(Chart and figure data)

######

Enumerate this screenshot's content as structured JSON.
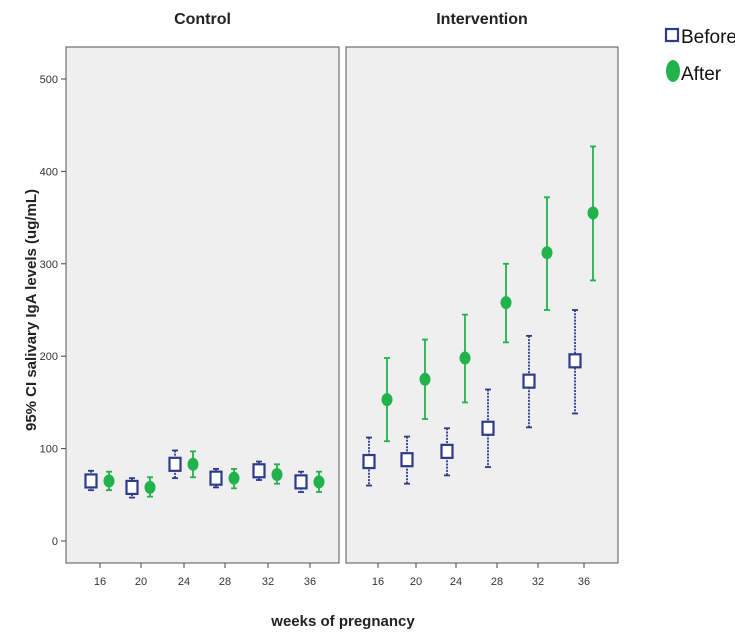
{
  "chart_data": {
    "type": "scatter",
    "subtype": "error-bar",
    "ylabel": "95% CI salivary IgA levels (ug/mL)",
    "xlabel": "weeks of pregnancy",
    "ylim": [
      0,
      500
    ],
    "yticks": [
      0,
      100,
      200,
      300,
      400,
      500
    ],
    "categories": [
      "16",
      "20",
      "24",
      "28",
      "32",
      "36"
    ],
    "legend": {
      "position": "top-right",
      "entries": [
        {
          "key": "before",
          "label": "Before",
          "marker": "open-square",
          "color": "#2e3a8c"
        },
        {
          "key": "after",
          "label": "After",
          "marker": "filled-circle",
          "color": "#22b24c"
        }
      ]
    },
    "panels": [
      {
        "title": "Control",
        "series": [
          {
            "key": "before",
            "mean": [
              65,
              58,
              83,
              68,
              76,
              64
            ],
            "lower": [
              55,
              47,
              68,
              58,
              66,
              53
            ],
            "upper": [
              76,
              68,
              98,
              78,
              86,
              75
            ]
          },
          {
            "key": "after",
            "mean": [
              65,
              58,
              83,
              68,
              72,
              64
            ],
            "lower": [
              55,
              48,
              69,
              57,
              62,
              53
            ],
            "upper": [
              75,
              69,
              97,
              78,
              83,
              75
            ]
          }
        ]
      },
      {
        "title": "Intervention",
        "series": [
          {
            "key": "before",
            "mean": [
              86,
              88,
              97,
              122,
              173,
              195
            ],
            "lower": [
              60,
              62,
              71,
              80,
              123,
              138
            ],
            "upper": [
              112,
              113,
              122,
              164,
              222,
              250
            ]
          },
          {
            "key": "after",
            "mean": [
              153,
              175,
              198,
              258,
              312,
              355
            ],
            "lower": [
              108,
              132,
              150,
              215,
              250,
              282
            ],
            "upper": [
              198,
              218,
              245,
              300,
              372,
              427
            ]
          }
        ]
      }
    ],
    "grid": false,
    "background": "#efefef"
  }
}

######

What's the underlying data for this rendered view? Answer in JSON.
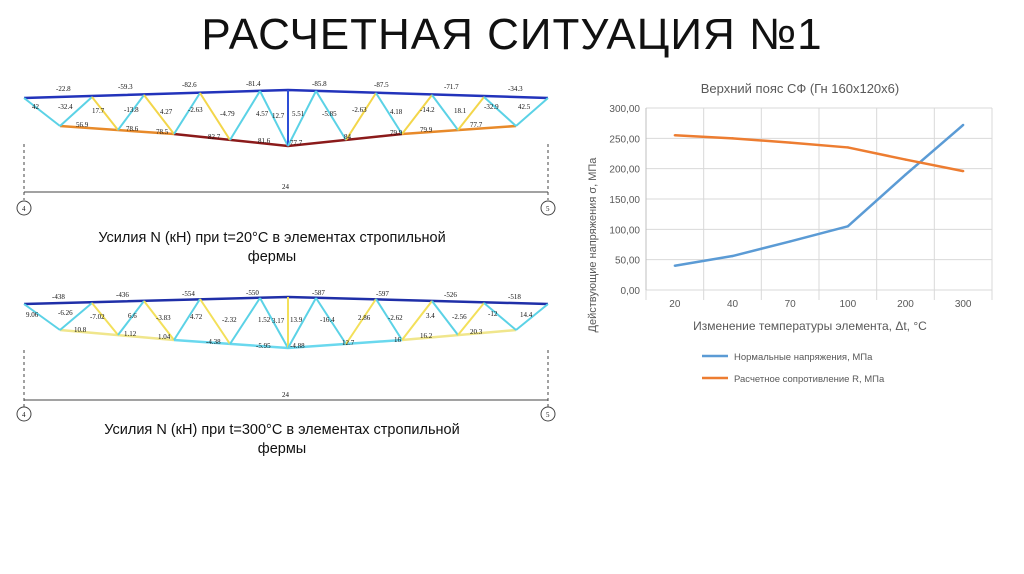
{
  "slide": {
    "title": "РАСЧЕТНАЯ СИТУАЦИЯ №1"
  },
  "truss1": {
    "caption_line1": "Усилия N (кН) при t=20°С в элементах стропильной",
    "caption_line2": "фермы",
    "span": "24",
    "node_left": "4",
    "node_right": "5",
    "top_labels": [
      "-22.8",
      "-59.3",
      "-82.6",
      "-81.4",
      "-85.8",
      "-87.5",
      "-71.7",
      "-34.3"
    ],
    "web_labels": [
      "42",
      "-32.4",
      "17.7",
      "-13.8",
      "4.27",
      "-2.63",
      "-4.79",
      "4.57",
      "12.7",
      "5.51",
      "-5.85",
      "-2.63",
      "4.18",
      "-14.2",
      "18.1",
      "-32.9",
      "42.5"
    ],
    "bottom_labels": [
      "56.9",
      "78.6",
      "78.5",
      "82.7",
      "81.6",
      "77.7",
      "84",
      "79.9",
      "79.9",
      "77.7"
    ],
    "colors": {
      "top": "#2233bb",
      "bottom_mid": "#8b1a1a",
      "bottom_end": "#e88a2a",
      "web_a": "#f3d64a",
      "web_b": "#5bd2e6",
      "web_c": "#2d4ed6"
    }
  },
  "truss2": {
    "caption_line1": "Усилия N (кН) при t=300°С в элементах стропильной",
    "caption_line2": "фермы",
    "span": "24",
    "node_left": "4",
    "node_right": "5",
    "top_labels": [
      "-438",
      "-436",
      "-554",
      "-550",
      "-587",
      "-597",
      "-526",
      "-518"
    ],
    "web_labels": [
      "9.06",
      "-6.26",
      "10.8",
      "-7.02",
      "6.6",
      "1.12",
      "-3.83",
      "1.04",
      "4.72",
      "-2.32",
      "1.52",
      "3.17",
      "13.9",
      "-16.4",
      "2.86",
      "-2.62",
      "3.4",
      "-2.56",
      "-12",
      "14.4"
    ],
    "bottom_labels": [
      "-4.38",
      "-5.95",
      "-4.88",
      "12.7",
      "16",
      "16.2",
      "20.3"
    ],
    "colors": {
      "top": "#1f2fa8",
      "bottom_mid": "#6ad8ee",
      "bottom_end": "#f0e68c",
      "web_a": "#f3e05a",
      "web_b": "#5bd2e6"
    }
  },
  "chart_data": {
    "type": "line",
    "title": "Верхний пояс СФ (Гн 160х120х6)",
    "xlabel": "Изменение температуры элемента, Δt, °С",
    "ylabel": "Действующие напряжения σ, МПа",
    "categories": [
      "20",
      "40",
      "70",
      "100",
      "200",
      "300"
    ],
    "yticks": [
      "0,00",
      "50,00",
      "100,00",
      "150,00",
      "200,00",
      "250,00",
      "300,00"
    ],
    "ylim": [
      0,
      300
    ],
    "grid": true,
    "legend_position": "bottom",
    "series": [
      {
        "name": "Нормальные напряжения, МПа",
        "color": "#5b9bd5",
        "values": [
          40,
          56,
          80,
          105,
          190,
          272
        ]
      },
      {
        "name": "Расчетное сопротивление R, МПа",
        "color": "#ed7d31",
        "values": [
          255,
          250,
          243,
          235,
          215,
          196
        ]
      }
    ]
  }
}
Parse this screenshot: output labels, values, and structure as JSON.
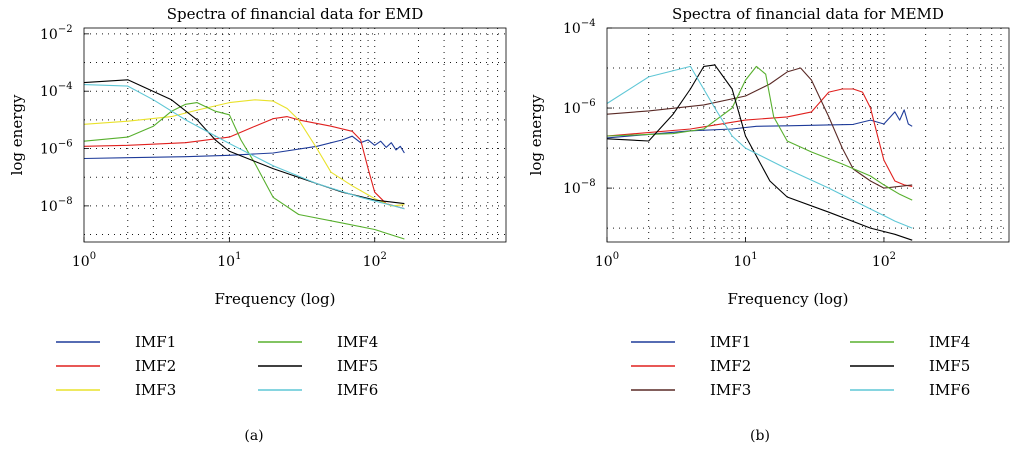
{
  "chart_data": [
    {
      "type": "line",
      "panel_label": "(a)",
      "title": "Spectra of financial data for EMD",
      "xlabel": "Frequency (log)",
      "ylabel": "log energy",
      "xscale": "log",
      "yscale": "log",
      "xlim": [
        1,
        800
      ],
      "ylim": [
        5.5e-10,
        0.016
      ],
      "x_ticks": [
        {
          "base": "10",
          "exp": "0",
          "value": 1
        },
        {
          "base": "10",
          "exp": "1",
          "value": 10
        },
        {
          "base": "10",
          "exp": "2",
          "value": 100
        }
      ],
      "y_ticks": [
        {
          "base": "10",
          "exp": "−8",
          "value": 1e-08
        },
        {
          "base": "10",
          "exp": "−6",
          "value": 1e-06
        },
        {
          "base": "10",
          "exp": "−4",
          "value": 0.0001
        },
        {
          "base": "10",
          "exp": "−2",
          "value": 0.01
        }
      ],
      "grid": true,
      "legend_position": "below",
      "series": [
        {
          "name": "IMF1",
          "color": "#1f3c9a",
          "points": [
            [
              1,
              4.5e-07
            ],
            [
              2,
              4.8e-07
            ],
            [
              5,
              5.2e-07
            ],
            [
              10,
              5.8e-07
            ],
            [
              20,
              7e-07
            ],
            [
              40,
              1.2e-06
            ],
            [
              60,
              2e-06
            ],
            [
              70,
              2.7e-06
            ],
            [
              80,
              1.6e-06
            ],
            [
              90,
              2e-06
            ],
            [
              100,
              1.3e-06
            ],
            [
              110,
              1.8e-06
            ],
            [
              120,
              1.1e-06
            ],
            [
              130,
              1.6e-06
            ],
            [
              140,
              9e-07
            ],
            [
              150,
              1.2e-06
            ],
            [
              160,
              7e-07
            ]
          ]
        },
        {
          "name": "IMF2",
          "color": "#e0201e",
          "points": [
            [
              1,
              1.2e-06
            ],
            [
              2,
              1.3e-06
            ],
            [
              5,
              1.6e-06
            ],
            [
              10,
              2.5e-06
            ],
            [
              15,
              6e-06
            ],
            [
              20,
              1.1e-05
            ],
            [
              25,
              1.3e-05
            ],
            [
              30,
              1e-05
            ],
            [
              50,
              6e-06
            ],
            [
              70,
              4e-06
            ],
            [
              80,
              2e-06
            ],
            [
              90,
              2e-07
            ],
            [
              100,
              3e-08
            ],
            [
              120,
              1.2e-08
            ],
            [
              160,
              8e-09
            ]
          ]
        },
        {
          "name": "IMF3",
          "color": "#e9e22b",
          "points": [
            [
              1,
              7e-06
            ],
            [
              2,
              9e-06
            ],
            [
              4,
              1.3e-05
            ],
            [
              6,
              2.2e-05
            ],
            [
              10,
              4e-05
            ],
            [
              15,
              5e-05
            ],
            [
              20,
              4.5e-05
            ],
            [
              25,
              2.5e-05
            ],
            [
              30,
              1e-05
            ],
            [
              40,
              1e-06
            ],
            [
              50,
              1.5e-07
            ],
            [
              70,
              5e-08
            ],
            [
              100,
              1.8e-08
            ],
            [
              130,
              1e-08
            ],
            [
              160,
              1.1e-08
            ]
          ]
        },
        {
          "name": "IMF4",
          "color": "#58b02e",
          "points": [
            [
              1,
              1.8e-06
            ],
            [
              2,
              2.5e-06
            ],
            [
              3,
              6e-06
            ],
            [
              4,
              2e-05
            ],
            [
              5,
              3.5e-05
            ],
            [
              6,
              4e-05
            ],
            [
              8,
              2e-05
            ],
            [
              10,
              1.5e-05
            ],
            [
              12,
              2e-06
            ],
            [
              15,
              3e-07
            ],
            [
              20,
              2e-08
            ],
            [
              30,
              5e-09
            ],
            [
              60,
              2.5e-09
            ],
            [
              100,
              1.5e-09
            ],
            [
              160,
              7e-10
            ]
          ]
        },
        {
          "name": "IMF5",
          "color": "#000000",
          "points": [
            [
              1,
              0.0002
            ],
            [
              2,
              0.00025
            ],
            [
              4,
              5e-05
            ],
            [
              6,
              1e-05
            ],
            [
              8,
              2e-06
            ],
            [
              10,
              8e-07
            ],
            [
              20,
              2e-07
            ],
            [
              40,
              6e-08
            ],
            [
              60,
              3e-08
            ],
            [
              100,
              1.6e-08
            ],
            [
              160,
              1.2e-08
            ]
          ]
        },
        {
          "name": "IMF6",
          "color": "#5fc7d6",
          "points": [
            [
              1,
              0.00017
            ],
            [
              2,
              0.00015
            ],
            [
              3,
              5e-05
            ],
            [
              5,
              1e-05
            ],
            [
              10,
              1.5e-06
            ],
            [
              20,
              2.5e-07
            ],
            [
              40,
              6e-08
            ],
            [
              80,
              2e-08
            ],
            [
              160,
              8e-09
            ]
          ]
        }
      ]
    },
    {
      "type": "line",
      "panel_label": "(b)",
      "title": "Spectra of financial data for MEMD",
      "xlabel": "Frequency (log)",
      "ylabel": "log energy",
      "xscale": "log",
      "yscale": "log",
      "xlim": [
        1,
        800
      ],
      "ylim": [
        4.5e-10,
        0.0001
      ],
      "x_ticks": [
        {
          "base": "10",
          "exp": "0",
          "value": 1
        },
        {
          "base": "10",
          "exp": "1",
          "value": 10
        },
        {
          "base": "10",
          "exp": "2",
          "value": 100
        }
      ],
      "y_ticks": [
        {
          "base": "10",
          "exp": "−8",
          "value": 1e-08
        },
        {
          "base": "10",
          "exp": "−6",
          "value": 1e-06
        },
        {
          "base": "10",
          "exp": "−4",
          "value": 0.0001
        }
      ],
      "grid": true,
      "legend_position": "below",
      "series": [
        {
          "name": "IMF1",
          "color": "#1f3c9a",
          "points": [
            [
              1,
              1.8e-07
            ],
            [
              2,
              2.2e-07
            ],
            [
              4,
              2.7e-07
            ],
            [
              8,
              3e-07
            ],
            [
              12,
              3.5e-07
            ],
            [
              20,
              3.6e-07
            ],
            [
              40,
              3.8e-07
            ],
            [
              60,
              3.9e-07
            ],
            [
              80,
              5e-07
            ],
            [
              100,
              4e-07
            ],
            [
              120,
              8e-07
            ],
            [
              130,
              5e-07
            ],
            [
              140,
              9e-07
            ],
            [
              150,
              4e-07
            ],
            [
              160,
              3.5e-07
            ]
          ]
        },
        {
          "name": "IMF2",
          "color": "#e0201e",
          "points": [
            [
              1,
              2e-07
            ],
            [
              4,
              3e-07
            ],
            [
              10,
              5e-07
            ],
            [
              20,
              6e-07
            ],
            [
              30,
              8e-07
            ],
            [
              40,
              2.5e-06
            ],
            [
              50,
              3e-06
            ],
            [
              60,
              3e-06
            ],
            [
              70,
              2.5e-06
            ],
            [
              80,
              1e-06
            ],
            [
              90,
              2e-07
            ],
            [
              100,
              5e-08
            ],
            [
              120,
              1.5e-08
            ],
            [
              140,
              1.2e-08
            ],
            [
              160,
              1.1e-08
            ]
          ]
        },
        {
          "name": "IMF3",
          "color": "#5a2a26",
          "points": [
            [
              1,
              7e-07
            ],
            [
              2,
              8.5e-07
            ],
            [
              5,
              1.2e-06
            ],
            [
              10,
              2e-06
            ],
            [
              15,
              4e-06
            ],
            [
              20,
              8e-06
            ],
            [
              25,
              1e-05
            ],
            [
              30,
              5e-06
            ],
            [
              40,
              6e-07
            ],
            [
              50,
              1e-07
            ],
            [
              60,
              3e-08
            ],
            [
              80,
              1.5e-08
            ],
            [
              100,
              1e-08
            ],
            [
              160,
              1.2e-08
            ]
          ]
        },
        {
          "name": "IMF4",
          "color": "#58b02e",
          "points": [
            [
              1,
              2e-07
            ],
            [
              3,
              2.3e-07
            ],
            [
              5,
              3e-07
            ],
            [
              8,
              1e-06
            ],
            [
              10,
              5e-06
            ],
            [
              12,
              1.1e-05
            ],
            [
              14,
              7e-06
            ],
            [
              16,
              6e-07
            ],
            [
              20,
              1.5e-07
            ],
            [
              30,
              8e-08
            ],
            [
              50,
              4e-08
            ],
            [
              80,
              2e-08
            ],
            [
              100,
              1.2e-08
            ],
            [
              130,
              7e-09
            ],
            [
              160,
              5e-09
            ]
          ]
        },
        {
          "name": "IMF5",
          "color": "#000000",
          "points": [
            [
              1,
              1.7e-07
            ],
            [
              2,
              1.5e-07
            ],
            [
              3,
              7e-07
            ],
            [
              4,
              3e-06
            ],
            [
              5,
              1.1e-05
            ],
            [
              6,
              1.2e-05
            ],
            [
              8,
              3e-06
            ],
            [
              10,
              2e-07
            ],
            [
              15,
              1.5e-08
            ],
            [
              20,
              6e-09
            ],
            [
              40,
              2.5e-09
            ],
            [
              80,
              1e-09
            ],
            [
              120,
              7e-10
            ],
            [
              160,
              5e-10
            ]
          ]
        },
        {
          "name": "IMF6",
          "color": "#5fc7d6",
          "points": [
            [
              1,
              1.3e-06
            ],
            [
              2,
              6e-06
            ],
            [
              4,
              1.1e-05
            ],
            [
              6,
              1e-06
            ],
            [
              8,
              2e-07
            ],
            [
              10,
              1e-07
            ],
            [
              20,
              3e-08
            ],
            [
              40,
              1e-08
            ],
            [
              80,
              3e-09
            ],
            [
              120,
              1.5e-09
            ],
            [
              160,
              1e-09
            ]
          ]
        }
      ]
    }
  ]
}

######

Select and copy every line of the listing with the word "напряжения".

    "ylabel": "Действующие напряжения σ, МПа",
        "name": "Нормальные напряжения, МПа",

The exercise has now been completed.